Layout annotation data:
◆ ◆ ◆

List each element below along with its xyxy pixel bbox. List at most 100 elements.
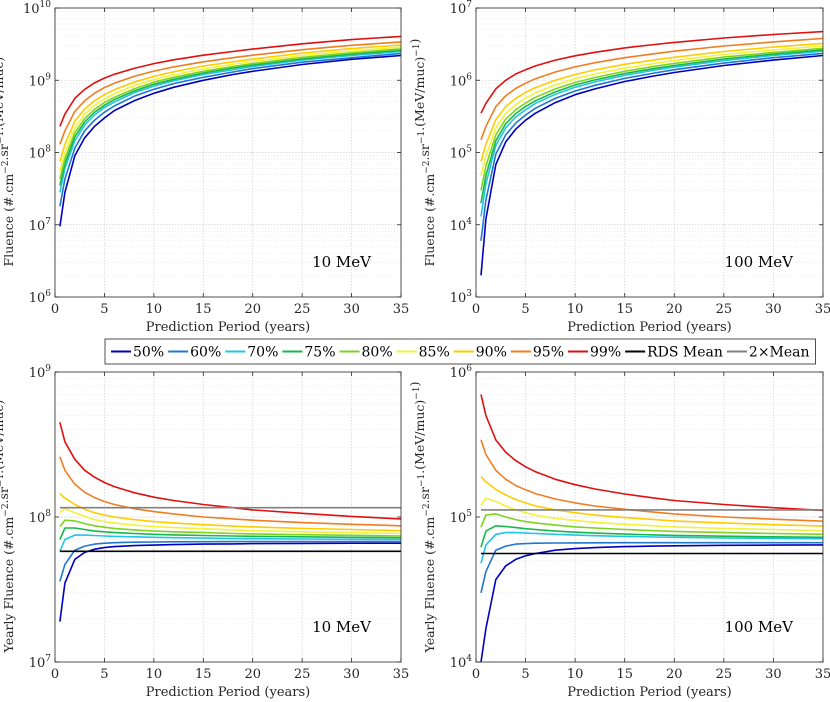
series-group [59,422,402,622]
svg-text:Yearly Fluence (#.cm−2.sr−1.(M: Yearly Fluence (#.cm−2.sr−1.(MeV/muc)−1) [0,382,16,654]
series-line-85 [480,45,824,176]
minor-grid [476,378,823,619]
x-tick-label: 15 [616,302,633,317]
series-line-90 [480,476,824,527]
series-line-60 [59,540,401,582]
x-tick-label: 30 [765,667,782,682]
legend-item: 50% [111,345,164,361]
x-tick-label: 25 [716,302,733,317]
x-tick-label: 15 [195,667,212,682]
legend-label: 99% [590,345,621,361]
panel-title: 10 MeV [312,618,372,636]
series-line-95 [480,37,824,141]
series-line-75 [480,49,824,204]
panel-title: 100 MeV [725,618,795,636]
series-line-50 [480,54,824,276]
legend-item: 2×Mean [726,345,810,361]
y-axis-label: Fluence (#.cm−2.sr−1.(MeV/muc)−1) [407,39,437,267]
series-line-80 [59,48,402,180]
y-tick-label: 104 [450,217,473,234]
x-tick-label: 0 [51,302,59,317]
svg-text:Fluence (#.cm−2.sr−1.(MeV/muc): Fluence (#.cm−2.sr−1.(MeV/muc)−1) [407,39,437,267]
series-line-85 [59,507,402,535]
legend-label: 70% [247,345,278,361]
y-tick-label: 104 [450,654,473,671]
series-line-85 [480,497,824,532]
x-tick-label: 35 [393,302,410,317]
series-line-70 [480,531,824,564]
series-line-50 [59,542,401,622]
series-line-50 [59,54,402,227]
series-group [59,35,402,227]
series-line-90 [480,42,824,162]
series-line-75 [59,527,402,540]
chart-top-right: 0 5 10 15 20 25 30 35 103 104 105 106 107 Prediction … [407,0,830,335]
x-tick-label: 10 [567,302,584,317]
x-tick-label: 35 [815,667,830,682]
x-tick-label: 30 [343,667,360,682]
series-line-80 [59,519,402,537]
x-tick-label: 15 [195,302,212,317]
x-tick-label: 20 [666,302,683,317]
x-axis-label: Prediction Period (years) [146,685,310,700]
minor-grid [55,378,401,619]
minor-grid [55,11,401,276]
x-tick-label: 35 [393,667,410,682]
series-line-90 [59,44,402,162]
x-tick-label: 30 [343,302,360,317]
y-axis-label: Yearly Fluence (#.cm−2.sr−1.(MeV/muc)−1) [0,382,16,654]
series-line-60 [480,541,823,593]
panel-title: 100 MeV [725,253,795,271]
x-tick-label: 20 [666,667,683,682]
series-line-80 [480,47,824,191]
y-tick-label: 103 [450,289,473,306]
minor-grid [476,11,823,276]
series-group [480,394,824,663]
legend-item: 70% [225,345,278,361]
series-line-99 [59,422,402,520]
y-tick-label: 108 [29,509,52,526]
y-tick-label: 106 [450,364,473,381]
legend-label: 95% [533,345,564,361]
x-tick-label: 25 [294,667,311,682]
legend: 50% 60% 70% 75% 80% 85% 90% 95% 99% RDS Mean 2×Mea… [104,338,816,365]
panel-title: 10 MeV [312,253,372,271]
y-tick-label: 108 [29,145,52,162]
chart-bottom-left: 0 5 10 15 20 25 30 35 107 108 109 Prediction Period… [0,364,409,700]
x-tick-label: 20 [244,302,261,317]
legend-item: 90% [453,345,507,361]
legend-item: 95% [510,345,564,361]
legend-item: RDS Mean [625,345,723,361]
series-line-60 [59,52,402,207]
series-line-95 [59,41,402,145]
series-line-70 [59,50,402,193]
x-tick-label: 0 [472,302,480,317]
y-tick-label: 106 [450,72,473,89]
y-tick-label: 107 [29,217,52,234]
series-line-70 [480,50,824,217]
svg-text:Yearly Fluence (#.cm−2.sr−1.(M: Yearly Fluence (#.cm−2.sr−1.(MeV/muc)−1) [407,382,437,654]
y-tick-label: 1010 [23,0,51,17]
x-tick-label: 20 [244,667,261,682]
y-tick-label: 107 [29,654,52,671]
series-line-75 [480,524,824,548]
y-tick-label: 109 [29,72,52,89]
series-line-70 [59,534,402,552]
y-tick-label: 105 [450,145,473,162]
series-line-99 [59,35,402,127]
series-line-99 [480,394,824,512]
legend-label: 75% [304,345,335,361]
x-axis-label: Prediction Period (years) [567,685,731,700]
series-line-60 [480,52,824,241]
x-axis-label: Prediction Period (years) [146,320,310,335]
legend-label: 90% [476,345,507,361]
y-axis-label: Fluence (#.cm−2.sr−1.(MeV/muc)−1) [0,39,16,267]
legend-label: 85% [419,345,450,361]
x-tick-label: 5 [100,302,108,317]
x-tick-label: 15 [616,667,633,682]
chart-top-left: 0 5 10 15 20 25 30 35 106 107 108 109 1010 Prediction… [0,0,409,335]
y-tick-label: 107 [450,0,473,17]
x-tick-label: 10 [567,667,584,682]
x-tick-label: 5 [100,667,108,682]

◆ ◆ ◆

Exercise description:
Repeat every line of the material above word for word, leaving out the pictures.

Output:
List each element below along with its xyxy pixel bbox. List at most 100 elements.
series-group [59,422,402,622]
svg-text:Yearly Fluence (#.cm−2.sr−1.(M: Yearly Fluence (#.cm−2.sr−1.(MeV/muc)−1) [0,382,16,654]
series-line-85 [480,45,824,176]
minor-grid [476,378,823,619]
x-tick-label: 15 [616,302,633,317]
series-line-90 [480,476,824,527]
series-line-60 [59,540,401,582]
x-tick-label: 30 [765,667,782,682]
legend-item: 50% [111,345,164,361]
x-tick-label: 25 [716,302,733,317]
x-tick-label: 15 [195,667,212,682]
legend-label: 99% [590,345,621,361]
panel-title: 10 MeV [312,618,372,636]
series-line-95 [480,37,824,141]
series-line-75 [480,49,824,204]
panel-title: 100 MeV [725,618,795,636]
series-line-50 [480,54,824,276]
legend-item: 2×Mean [726,345,810,361]
y-axis-label: Fluence (#.cm−2.sr−1.(MeV/muc)−1) [407,39,437,267]
series-line-80 [59,48,402,180]
y-tick-label: 104 [450,217,473,234]
x-tick-label: 0 [51,302,59,317]
svg-text:Fluence (#.cm−2.sr−1.(MeV/muc): Fluence (#.cm−2.sr−1.(MeV/muc)−1) [407,39,437,267]
series-line-85 [59,507,402,535]
legend-label: 70% [247,345,278,361]
y-tick-label: 104 [450,654,473,671]
series-line-85 [480,497,824,532]
x-tick-label: 35 [393,302,410,317]
series-line-70 [480,531,824,564]
series-line-50 [59,542,401,622]
series-line-50 [59,54,402,227]
series-group [59,35,402,227]
series-line-90 [480,42,824,162]
series-line-75 [59,527,402,540]
chart-top-right: 0 5 10 15 20 25 30 35 103 104 105 106 107 Prediction … [407,0,830,335]
x-tick-label: 10 [567,302,584,317]
x-tick-label: 35 [815,667,830,682]
x-tick-label: 30 [343,667,360,682]
series-line-80 [59,519,402,537]
x-tick-label: 15 [195,302,212,317]
x-tick-label: 20 [666,302,683,317]
x-axis-label: Prediction Period (years) [146,685,310,700]
minor-grid [55,378,401,619]
minor-grid [55,11,401,276]
x-tick-label: 35 [393,667,410,682]
series-line-90 [59,44,402,162]
x-tick-label: 30 [343,302,360,317]
y-axis-label: Yearly Fluence (#.cm−2.sr−1.(MeV/muc)−1) [0,382,16,654]
series-line-60 [480,541,823,593]
panel-title: 100 MeV [725,253,795,271]
x-tick-label: 20 [666,667,683,682]
series-line-80 [480,47,824,191]
y-tick-label: 103 [450,289,473,306]
minor-grid [476,11,823,276]
series-group [480,394,824,663]
legend-item: 70% [225,345,278,361]
series-line-99 [59,422,402,520]
y-tick-label: 108 [29,509,52,526]
y-tick-label: 106 [450,364,473,381]
legend-label: 95% [533,345,564,361]
x-tick-label: 25 [294,667,311,682]
legend: 50% 60% 70% 75% 80% 85% 90% 95% 99% RDS Mean 2×Mea… [104,338,816,365]
panel-title: 10 MeV [312,253,372,271]
y-tick-label: 108 [29,145,52,162]
chart-bottom-left: 0 5 10 15 20 25 30 35 107 108 109 Prediction Period… [0,364,409,700]
x-tick-label: 20 [244,302,261,317]
legend-item: 90% [453,345,507,361]
legend-item: 95% [510,345,564,361]
legend-item: RDS Mean [625,345,723,361]
series-line-60 [59,52,402,207]
series-line-95 [59,41,402,145]
series-line-70 [59,50,402,193]
x-tick-label: 0 [472,302,480,317]
y-tick-label: 106 [450,72,473,89]
y-tick-label: 107 [29,217,52,234]
series-line-70 [480,50,824,217]
svg-text:Yearly Fluence (#.cm−2.sr−1.(M: Yearly Fluence (#.cm−2.sr−1.(MeV/muc)−1) [407,382,437,654]
y-tick-label: 1010 [23,0,51,17]
x-tick-label: 20 [244,667,261,682]
y-tick-label: 107 [29,654,52,671]
series-line-75 [480,524,824,548]
y-tick-label: 109 [29,72,52,89]
series-line-70 [59,534,402,552]
y-tick-label: 105 [450,145,473,162]
series-line-99 [59,35,402,127]
series-line-99 [480,394,824,512]
legend-label: 75% [304,345,335,361]
x-axis-label: Prediction Period (years) [567,685,731,700]
series-line-60 [480,52,824,241]
x-axis-label: Prediction Period (years) [146,320,310,335]
legend-label: 90% [476,345,507,361]
y-axis-label: Fluence (#.cm−2.sr−1.(MeV/muc)−1) [0,39,16,267]
legend-label: 85% [419,345,450,361]
x-tick-label: 5 [100,302,108,317]
x-tick-label: 15 [616,667,633,682]
chart-top-left: 0 5 10 15 20 25 30 35 106 107 108 109 1010 Prediction… [0,0,409,335]
y-tick-label: 107 [450,0,473,17]
x-tick-label: 10 [567,667,584,682]
x-tick-label: 5 [100,667,108,682]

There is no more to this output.